*GOAL OF THE EXERCISE*
Put every line of the items below into a Markdown table with two columns, "Row" for the row number and "Line" for the line itself, and leave out any blank lines.

(Coordinate annotation items)
----

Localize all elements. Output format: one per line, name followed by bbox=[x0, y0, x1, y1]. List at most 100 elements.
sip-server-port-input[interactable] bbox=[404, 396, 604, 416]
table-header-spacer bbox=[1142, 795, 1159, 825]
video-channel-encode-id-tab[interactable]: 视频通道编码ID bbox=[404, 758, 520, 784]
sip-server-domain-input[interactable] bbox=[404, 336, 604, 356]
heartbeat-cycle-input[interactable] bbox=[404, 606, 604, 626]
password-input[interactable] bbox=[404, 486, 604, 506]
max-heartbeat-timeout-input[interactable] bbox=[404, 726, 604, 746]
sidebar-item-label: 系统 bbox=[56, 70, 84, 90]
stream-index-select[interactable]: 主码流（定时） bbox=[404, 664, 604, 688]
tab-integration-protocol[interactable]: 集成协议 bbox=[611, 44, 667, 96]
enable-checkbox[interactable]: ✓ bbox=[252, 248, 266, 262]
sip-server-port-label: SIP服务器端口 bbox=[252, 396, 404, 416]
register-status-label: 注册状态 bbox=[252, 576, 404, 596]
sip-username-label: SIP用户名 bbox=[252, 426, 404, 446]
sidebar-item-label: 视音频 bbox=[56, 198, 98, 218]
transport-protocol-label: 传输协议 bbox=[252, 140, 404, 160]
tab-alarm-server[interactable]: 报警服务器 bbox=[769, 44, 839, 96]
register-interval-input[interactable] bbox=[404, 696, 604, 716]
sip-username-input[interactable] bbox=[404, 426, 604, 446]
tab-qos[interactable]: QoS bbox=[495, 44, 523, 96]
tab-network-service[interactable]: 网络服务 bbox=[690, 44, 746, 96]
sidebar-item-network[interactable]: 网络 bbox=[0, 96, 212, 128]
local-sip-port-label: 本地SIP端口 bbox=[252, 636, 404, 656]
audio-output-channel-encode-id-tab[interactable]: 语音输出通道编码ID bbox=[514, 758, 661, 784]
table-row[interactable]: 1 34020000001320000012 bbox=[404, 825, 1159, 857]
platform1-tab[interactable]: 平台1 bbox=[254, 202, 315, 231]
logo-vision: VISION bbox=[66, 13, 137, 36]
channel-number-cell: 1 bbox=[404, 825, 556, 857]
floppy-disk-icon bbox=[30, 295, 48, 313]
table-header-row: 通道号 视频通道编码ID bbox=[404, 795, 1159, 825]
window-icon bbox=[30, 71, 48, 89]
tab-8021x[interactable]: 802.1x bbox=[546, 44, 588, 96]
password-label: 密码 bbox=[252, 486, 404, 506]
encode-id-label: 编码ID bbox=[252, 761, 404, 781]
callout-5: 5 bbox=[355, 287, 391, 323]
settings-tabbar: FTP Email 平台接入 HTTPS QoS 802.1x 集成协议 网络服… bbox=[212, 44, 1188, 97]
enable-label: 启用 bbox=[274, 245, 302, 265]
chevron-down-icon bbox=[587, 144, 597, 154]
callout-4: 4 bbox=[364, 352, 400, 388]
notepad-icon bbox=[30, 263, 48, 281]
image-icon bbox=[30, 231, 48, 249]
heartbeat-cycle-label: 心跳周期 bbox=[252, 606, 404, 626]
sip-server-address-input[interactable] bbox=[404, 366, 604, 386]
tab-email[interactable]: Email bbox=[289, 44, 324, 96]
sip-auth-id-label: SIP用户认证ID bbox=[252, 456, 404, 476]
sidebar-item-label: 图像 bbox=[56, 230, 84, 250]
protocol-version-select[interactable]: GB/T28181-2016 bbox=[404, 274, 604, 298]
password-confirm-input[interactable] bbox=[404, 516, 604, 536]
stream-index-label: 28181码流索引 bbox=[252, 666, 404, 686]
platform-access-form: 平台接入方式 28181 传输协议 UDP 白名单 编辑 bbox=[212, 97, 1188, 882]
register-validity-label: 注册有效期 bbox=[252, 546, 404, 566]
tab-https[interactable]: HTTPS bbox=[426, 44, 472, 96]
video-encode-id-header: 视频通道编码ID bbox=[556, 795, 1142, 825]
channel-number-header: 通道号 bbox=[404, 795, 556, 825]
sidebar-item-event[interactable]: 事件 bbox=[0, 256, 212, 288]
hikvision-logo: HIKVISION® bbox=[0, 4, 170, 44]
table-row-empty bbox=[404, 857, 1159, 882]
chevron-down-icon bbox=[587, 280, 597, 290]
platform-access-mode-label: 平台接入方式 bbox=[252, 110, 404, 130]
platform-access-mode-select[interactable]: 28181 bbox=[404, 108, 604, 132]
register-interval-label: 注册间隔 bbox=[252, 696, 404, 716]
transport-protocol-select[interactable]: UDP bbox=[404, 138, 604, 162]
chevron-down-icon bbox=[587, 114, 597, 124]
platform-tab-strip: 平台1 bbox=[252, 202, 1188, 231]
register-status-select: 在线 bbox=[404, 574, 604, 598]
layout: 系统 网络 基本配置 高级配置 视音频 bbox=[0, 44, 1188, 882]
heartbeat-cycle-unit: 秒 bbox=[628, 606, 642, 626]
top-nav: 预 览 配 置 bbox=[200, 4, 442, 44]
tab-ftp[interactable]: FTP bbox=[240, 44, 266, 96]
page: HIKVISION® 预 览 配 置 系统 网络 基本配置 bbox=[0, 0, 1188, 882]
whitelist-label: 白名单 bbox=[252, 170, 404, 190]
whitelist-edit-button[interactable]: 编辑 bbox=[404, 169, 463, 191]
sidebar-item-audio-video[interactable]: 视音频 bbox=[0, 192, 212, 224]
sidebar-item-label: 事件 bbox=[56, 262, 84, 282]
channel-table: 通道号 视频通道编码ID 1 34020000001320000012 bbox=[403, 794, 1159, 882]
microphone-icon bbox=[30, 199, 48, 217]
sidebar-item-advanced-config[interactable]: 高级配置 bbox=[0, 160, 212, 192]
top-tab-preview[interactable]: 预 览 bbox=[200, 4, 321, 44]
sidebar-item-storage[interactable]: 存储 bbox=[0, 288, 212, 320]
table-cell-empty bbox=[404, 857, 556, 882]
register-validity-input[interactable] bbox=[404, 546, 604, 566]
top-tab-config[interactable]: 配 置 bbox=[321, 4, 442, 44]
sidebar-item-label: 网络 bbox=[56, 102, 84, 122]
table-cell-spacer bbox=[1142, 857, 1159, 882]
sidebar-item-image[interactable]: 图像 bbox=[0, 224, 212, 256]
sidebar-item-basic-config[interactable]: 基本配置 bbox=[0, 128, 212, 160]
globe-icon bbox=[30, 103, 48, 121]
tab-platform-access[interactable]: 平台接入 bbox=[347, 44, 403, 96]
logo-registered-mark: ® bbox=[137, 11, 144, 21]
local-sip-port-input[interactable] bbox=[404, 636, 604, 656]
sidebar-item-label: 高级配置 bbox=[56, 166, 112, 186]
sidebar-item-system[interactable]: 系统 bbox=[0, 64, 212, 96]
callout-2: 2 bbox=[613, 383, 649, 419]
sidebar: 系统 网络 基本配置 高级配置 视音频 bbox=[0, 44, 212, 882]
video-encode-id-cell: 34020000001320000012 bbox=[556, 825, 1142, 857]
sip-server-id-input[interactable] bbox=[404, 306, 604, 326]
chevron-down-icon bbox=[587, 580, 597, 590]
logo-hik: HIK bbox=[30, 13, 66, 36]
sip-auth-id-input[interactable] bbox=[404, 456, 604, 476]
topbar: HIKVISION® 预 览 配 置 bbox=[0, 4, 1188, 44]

----

*FINAL ANSWER*
| Row | Line |
|---|---|
| 1 | Localize all elements. Output format: one per line, name followed by bbox=[x0, y0, x1, y1]. List at most 100 elements. |
| 2 | sip-server-port-input[interactable] bbox=[404, 396, 604, 416] |
| 3 | table-header-spacer bbox=[1142, 795, 1159, 825] |
| 4 | video-channel-encode-id-tab[interactable]: 视频通道编码ID bbox=[404, 758, 520, 784] |
| 5 | sip-server-domain-input[interactable] bbox=[404, 336, 604, 356] |
| 6 | heartbeat-cycle-input[interactable] bbox=[404, 606, 604, 626] |
| 7 | password-input[interactable] bbox=[404, 486, 604, 506] |
| 8 | max-heartbeat-timeout-input[interactable] bbox=[404, 726, 604, 746] |
| 9 | sidebar-item-label: 系统 bbox=[56, 70, 84, 90] |
| 10 | stream-index-select[interactable]: 主码流（定时） bbox=[404, 664, 604, 688] |
| 11 | tab-integration-protocol[interactable]: 集成协议 bbox=[611, 44, 667, 96] |
| 12 | enable-checkbox[interactable]: ✓ bbox=[252, 248, 266, 262] |
| 13 | sip-server-port-label: SIP服务器端口 bbox=[252, 396, 404, 416] |
| 14 | register-status-label: 注册状态 bbox=[252, 576, 404, 596] |
| 15 | sip-username-label: SIP用户名 bbox=[252, 426, 404, 446] |
| 16 | sidebar-item-label: 视音频 bbox=[56, 198, 98, 218] |
| 17 | transport-protocol-label: 传输协议 bbox=[252, 140, 404, 160] |
| 18 | tab-alarm-server[interactable]: 报警服务器 bbox=[769, 44, 839, 96] |
| 19 | register-interval-input[interactable] bbox=[404, 696, 604, 716] |
| 20 | sip-username-input[interactable] bbox=[404, 426, 604, 446] |
| 21 | tab-qos[interactable]: QoS bbox=[495, 44, 523, 96] |
| 22 | tab-network-service[interactable]: 网络服务 bbox=[690, 44, 746, 96] |
| 23 | sidebar-item-network[interactable]: 网络 bbox=[0, 96, 212, 128] |
| 24 | local-sip-port-label: 本地SIP端口 bbox=[252, 636, 404, 656] |
| 25 | audio-output-channel-encode-id-tab[interactable]: 语音输出通道编码ID bbox=[514, 758, 661, 784] |
| 26 | table-row[interactable]: 1 34020000001320000012 bbox=[404, 825, 1159, 857] |
| 27 | platform1-tab[interactable]: 平台1 bbox=[254, 202, 315, 231] |
| 28 | logo-vision: VISION bbox=[66, 13, 137, 36] |
| 29 | channel-number-cell: 1 bbox=[404, 825, 556, 857] |
| 30 | floppy-disk-icon bbox=[30, 295, 48, 313] |
| 31 | table-header-row: 通道号 视频通道编码ID bbox=[404, 795, 1159, 825] |
| 32 | window-icon bbox=[30, 71, 48, 89] |
| 33 | tab-8021x[interactable]: 802.1x bbox=[546, 44, 588, 96] |
| 34 | password-label: 密码 bbox=[252, 486, 404, 506] |
| 35 | encode-id-label: 编码ID bbox=[252, 761, 404, 781] |
| 36 | callout-5: 5 bbox=[355, 287, 391, 323] |
| 37 | settings-tabbar: FTP Email 平台接入 HTTPS QoS 802.1x 集成协议 网络服… bbox=[212, 44, 1188, 97] |
| 38 | enable-label: 启用 bbox=[274, 245, 302, 265] |
| 39 | chevron-down-icon bbox=[587, 144, 597, 154] |
| 40 | callout-4: 4 bbox=[364, 352, 400, 388] |
| 41 | notepad-icon bbox=[30, 263, 48, 281] |
| 42 | image-icon bbox=[30, 231, 48, 249] |
| 43 | heartbeat-cycle-label: 心跳周期 bbox=[252, 606, 404, 626] |
| 44 | sip-server-address-input[interactable] bbox=[404, 366, 604, 386] |
| 45 | tab-email[interactable]: Email bbox=[289, 44, 324, 96] |
| 46 | sip-auth-id-label: SIP用户认证ID bbox=[252, 456, 404, 476] |
| 47 | sidebar-item-label: 图像 bbox=[56, 230, 84, 250] |
| 48 | protocol-version-select[interactable]: GB/T28181-2016 bbox=[404, 274, 604, 298] |
| 49 | password-confirm-input[interactable] bbox=[404, 516, 604, 536] |
| 50 | stream-index-label: 28181码流索引 bbox=[252, 666, 404, 686] |
| 51 | platform-access-form: 平台接入方式 28181 传输协议 UDP 白名单 编辑 bbox=[212, 97, 1188, 882] |
| 52 | register-validity-label: 注册有效期 bbox=[252, 546, 404, 566] |
| 53 | tab-https[interactable]: HTTPS bbox=[426, 44, 472, 96] |
| 54 | video-encode-id-header: 视频通道编码ID bbox=[556, 795, 1142, 825] |
| 55 | channel-number-header: 通道号 bbox=[404, 795, 556, 825] |
| 56 | sidebar-item-event[interactable]: 事件 bbox=[0, 256, 212, 288] |
| 57 | hikvision-logo: HIKVISION® bbox=[0, 4, 170, 44] |
| 58 | table-row-empty bbox=[404, 857, 1159, 882] |
| 59 | chevron-down-icon bbox=[587, 280, 597, 290] |
| 60 | platform-access-mode-label: 平台接入方式 bbox=[252, 110, 404, 130] |
| 61 | platform-access-mode-select[interactable]: 28181 bbox=[404, 108, 604, 132] |
| 62 | register-interval-label: 注册间隔 bbox=[252, 696, 404, 716] |
| 63 | transport-protocol-select[interactable]: UDP bbox=[404, 138, 604, 162] |
| 64 | chevron-down-icon bbox=[587, 114, 597, 124] |
| 65 | platform-tab-strip: 平台1 bbox=[252, 202, 1188, 231] |
| 66 | register-status-select: 在线 bbox=[404, 574, 604, 598] |
| 67 | layout: 系统 网络 基本配置 高级配置 视音频 bbox=[0, 44, 1188, 882] |
| 68 | heartbeat-cycle-unit: 秒 bbox=[628, 606, 642, 626] |
| 69 | top-nav: 预 览 配 置 bbox=[200, 4, 442, 44] |
| 70 | tab-ftp[interactable]: FTP bbox=[240, 44, 266, 96] |
| 71 | page: HIKVISION® 预 览 配 置 系统 网络 基本配置 bbox=[0, 0, 1188, 882] |
| 72 | whitelist-label: 白名单 bbox=[252, 170, 404, 190] |
| 73 | whitelist-edit-button[interactable]: 编辑 bbox=[404, 169, 463, 191] |
| 74 | sidebar-item-audio-video[interactable]: 视音频 bbox=[0, 192, 212, 224] |
| 75 | sidebar-item-label: 事件 bbox=[56, 262, 84, 282] |
| 76 | channel-table: 通道号 视频通道编码ID 1 34020000001320000012 bbox=[403, 794, 1159, 882] |
| 77 | microphone-icon bbox=[30, 199, 48, 217] |
| 78 | sidebar-item-advanced-config[interactable]: 高级配置 bbox=[0, 160, 212, 192] |
| 79 | top-tab-preview[interactable]: 预 览 bbox=[200, 4, 321, 44] |
| 80 | sidebar-item-storage[interactable]: 存储 bbox=[0, 288, 212, 320] |
| 81 | table-cell-empty bbox=[404, 857, 556, 882] |
| 82 | register-validity-input[interactable] bbox=[404, 546, 604, 566] |
| 83 | top-tab-config[interactable]: 配 置 bbox=[321, 4, 442, 44] |
| 84 | sidebar-item-label: 网络 bbox=[56, 102, 84, 122] |
| 85 | table-cell-spacer bbox=[1142, 857, 1159, 882] |
| 86 | sidebar-item-image[interactable]: 图像 bbox=[0, 224, 212, 256] |
| 87 | sidebar-item-basic-config[interactable]: 基本配置 bbox=[0, 128, 212, 160] |
| 88 | globe-icon bbox=[30, 103, 48, 121] |
| 89 | tab-platform-access[interactable]: 平台接入 bbox=[347, 44, 403, 96] |
| 90 | logo-registered-mark: ® bbox=[137, 11, 144, 21] |
| 91 | local-sip-port-input[interactable] bbox=[404, 636, 604, 656] |
| 92 | sidebar-item-label: 高级配置 bbox=[56, 166, 112, 186] |
| 93 | sidebar-item-system[interactable]: 系统 bbox=[0, 64, 212, 96] |
| 94 | callout-2: 2 bbox=[613, 383, 649, 419] |
| 95 | sidebar: 系统 网络 基本配置 高级配置 视音频 bbox=[0, 44, 212, 882] |
| 96 | video-encode-id-cell: 34020000001320000012 bbox=[556, 825, 1142, 857] |
| 97 | sip-server-id-input[interactable] bbox=[404, 306, 604, 326] |
| 98 | chevron-down-icon bbox=[587, 580, 597, 590] |
| 99 | logo-hik: HIK bbox=[30, 13, 66, 36] |
| 100 | sip-auth-id-input[interactable] bbox=[404, 456, 604, 476] |
| 101 | topbar: HIKVISION® 预 览 配 置 bbox=[0, 4, 1188, 44] |